## Task objective
Determine which lines of the records include the word "your", and copy them.

=== Exercise inputs ===

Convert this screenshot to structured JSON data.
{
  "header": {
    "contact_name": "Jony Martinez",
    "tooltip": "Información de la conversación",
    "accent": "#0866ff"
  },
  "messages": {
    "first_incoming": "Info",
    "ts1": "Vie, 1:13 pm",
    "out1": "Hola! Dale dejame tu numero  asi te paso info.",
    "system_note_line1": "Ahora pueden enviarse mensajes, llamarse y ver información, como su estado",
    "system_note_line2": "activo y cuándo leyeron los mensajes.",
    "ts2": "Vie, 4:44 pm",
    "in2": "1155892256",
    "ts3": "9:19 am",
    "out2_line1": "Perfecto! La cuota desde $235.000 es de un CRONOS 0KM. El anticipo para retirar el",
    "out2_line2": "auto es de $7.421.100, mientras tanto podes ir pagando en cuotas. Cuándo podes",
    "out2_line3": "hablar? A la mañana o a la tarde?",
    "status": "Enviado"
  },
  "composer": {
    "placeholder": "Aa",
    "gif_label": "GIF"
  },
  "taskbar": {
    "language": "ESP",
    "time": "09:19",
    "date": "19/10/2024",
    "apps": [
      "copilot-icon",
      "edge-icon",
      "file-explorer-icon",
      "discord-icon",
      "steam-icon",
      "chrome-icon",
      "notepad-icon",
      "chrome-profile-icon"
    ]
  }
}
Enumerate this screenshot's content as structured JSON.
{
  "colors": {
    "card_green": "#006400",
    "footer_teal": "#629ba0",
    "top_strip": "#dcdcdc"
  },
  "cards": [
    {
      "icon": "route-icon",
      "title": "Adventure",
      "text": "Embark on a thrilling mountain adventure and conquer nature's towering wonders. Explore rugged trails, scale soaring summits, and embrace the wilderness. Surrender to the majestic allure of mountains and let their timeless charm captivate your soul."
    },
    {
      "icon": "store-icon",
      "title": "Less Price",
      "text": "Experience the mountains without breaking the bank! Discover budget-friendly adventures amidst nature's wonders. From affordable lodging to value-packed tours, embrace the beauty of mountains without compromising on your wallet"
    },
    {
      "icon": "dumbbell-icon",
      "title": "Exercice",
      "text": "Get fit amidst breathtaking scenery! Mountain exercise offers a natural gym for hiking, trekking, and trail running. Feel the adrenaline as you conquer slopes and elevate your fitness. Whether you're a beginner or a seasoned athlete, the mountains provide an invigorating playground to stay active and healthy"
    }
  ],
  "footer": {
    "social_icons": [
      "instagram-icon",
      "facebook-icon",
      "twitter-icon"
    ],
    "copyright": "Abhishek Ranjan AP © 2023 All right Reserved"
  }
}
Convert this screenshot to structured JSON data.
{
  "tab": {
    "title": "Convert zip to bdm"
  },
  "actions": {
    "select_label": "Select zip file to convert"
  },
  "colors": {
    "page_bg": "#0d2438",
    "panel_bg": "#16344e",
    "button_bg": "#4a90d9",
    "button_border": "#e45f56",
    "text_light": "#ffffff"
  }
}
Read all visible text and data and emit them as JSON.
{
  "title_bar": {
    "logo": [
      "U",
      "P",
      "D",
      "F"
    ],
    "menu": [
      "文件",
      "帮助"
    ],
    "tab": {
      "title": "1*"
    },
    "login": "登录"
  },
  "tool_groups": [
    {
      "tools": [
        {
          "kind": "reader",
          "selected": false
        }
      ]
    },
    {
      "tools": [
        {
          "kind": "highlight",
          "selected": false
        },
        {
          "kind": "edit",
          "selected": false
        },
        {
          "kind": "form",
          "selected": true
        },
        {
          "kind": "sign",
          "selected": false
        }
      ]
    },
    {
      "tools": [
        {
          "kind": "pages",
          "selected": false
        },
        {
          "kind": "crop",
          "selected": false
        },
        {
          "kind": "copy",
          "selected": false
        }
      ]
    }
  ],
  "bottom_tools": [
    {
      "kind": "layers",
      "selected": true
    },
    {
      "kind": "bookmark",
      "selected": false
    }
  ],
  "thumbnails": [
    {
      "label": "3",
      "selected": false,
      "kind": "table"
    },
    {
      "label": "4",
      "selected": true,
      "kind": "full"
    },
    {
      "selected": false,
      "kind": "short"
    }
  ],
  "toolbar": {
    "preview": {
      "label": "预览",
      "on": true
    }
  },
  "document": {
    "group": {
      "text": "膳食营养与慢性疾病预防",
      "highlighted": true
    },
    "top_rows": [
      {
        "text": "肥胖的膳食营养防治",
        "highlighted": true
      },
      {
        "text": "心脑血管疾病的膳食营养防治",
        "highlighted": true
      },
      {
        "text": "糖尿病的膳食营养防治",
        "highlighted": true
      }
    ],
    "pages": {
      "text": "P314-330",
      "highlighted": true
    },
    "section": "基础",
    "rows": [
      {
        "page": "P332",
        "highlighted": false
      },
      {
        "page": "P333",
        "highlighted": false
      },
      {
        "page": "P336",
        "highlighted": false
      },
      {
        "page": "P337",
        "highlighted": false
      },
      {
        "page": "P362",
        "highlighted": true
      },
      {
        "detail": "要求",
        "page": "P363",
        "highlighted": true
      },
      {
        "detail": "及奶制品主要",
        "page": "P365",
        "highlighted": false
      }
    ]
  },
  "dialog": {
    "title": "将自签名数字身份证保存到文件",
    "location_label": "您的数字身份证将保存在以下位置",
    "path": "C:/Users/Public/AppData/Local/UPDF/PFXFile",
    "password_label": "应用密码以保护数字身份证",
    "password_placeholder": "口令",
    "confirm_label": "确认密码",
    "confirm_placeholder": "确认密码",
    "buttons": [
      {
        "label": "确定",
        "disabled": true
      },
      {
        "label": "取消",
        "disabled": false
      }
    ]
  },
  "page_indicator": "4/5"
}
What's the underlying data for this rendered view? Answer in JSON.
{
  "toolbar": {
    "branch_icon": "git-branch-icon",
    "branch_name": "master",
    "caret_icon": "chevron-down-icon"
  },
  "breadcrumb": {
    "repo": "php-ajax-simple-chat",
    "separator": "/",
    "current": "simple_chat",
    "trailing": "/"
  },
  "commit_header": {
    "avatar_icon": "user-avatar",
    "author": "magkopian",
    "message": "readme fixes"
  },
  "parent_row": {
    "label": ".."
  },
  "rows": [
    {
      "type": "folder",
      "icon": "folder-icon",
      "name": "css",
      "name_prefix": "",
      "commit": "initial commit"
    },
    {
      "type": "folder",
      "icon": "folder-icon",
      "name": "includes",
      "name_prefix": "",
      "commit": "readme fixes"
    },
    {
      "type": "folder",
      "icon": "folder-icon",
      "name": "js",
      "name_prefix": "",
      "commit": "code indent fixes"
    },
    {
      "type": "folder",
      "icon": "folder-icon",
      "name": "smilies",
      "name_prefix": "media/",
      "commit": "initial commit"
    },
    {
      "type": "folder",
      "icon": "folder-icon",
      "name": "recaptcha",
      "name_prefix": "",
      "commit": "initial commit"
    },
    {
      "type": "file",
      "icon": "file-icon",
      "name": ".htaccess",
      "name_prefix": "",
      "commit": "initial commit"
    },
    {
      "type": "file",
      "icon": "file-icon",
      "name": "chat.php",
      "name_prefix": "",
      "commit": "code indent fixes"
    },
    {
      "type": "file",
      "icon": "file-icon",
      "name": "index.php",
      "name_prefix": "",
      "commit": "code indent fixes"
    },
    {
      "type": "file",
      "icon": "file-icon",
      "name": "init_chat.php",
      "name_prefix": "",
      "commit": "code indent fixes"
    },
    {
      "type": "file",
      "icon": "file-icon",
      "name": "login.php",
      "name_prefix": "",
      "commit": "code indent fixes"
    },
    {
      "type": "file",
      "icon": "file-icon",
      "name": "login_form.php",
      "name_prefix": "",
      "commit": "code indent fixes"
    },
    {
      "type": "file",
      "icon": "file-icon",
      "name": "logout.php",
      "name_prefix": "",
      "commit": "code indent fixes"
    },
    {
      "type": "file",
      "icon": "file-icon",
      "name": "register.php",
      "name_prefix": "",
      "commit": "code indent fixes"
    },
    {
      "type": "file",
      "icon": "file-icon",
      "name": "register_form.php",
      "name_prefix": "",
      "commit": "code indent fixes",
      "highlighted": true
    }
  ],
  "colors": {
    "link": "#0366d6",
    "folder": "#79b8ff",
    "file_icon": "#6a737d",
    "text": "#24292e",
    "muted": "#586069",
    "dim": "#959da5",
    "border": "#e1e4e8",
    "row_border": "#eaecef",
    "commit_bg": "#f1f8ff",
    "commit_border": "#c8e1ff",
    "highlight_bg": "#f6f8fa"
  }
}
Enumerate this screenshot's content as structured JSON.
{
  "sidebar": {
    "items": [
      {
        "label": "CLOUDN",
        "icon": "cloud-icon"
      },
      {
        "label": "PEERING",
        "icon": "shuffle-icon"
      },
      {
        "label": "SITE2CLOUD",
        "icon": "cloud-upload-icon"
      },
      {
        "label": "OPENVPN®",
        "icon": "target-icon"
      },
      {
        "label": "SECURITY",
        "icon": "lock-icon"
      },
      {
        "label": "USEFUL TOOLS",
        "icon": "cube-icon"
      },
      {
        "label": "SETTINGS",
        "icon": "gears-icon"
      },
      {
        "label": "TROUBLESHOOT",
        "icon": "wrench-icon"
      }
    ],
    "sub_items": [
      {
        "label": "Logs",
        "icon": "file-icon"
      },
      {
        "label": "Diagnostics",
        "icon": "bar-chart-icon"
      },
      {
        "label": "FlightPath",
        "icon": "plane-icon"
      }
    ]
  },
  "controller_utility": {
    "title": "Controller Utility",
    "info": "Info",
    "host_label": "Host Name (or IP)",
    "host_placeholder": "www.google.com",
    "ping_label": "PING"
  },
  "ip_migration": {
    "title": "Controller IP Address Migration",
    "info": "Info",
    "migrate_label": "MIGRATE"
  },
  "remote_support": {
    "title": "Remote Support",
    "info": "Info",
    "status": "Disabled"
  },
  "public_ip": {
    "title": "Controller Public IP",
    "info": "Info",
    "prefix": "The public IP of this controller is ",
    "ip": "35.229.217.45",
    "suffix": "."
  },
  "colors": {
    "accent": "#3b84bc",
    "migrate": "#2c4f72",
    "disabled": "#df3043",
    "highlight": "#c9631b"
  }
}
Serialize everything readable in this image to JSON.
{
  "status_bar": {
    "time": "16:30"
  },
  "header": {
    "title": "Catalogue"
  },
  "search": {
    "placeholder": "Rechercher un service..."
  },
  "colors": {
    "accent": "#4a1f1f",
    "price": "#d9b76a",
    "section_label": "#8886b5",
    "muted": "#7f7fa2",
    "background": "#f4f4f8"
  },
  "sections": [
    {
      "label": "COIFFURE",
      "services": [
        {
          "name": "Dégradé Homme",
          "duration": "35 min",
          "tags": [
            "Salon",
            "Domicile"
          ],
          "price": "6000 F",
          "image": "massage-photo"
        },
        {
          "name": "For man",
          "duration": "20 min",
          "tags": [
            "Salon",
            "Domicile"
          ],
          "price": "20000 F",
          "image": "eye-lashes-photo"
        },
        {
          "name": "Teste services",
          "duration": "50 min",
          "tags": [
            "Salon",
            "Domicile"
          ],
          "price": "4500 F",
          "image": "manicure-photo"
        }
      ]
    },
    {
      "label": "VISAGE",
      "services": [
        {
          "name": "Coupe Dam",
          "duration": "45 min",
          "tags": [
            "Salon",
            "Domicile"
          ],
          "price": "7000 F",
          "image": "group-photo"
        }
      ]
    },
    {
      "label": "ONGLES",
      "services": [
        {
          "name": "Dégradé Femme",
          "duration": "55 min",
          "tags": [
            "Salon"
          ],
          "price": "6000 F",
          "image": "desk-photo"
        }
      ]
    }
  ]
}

===

## Full solution
      "text": "Embark on a thrilling mountain adventure and conquer nature's towering wonders. Explore rugged trails, scale soaring summits, and embrace the wilderness. Surrender to the majestic allure of mountains and let their timeless charm captivate your soul."
      "text": "Experience the mountains without breaking the bank! Discover budget-friendly adventures amidst nature's wonders. From affordable lodging to value-packed tours, embrace the beauty of mountains without compromising on your wallet"
      "text": "Get fit amidst breathtaking scenery! Mountain exercise offers a natural gym for hiking, trekking, and trail running. Feel the adrenaline as you conquer slopes and elevate your fitness. Whether you're a beginner or a seasoned athlete, the mountains provide an invigorating playground to stay active and healthy"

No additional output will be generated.